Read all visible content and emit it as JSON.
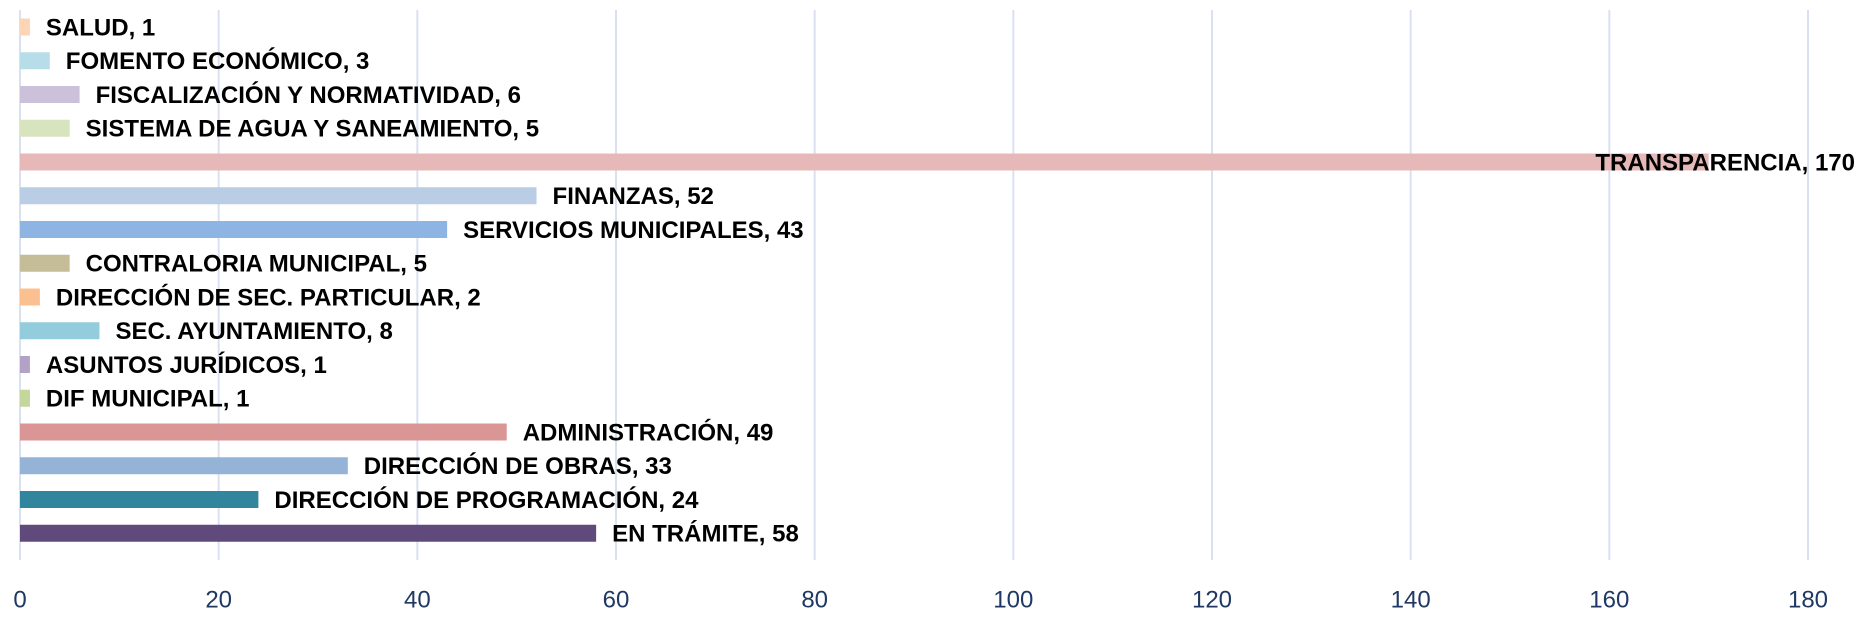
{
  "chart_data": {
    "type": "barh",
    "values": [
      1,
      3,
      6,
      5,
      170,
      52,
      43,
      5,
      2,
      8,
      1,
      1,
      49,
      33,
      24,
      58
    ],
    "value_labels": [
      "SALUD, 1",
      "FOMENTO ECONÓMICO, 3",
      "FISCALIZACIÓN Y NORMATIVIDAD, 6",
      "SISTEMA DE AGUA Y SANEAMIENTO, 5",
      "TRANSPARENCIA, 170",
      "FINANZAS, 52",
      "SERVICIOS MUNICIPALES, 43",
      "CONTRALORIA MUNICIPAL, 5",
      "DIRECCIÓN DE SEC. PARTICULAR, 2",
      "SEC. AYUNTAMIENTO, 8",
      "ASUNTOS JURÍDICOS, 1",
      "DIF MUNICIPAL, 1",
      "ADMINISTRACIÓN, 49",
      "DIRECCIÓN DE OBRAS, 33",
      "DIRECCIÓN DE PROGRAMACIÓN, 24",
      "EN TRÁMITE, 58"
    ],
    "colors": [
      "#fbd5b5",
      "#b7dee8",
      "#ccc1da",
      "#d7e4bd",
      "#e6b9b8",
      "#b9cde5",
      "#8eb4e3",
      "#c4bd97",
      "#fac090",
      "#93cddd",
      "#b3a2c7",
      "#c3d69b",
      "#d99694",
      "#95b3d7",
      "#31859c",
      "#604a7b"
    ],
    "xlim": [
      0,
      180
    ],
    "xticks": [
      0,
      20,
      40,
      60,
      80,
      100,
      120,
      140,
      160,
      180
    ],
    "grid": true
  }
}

§ What to work on
Where a line in the material contains "DIRECCIÓN", copy that line.

§ Result
      "DIRECCIÓN DE SEC. PARTICULAR, 2",
      "DIRECCIÓN DE OBRAS, 33",
      "DIRECCIÓN DE PROGRAMACIÓN, 24",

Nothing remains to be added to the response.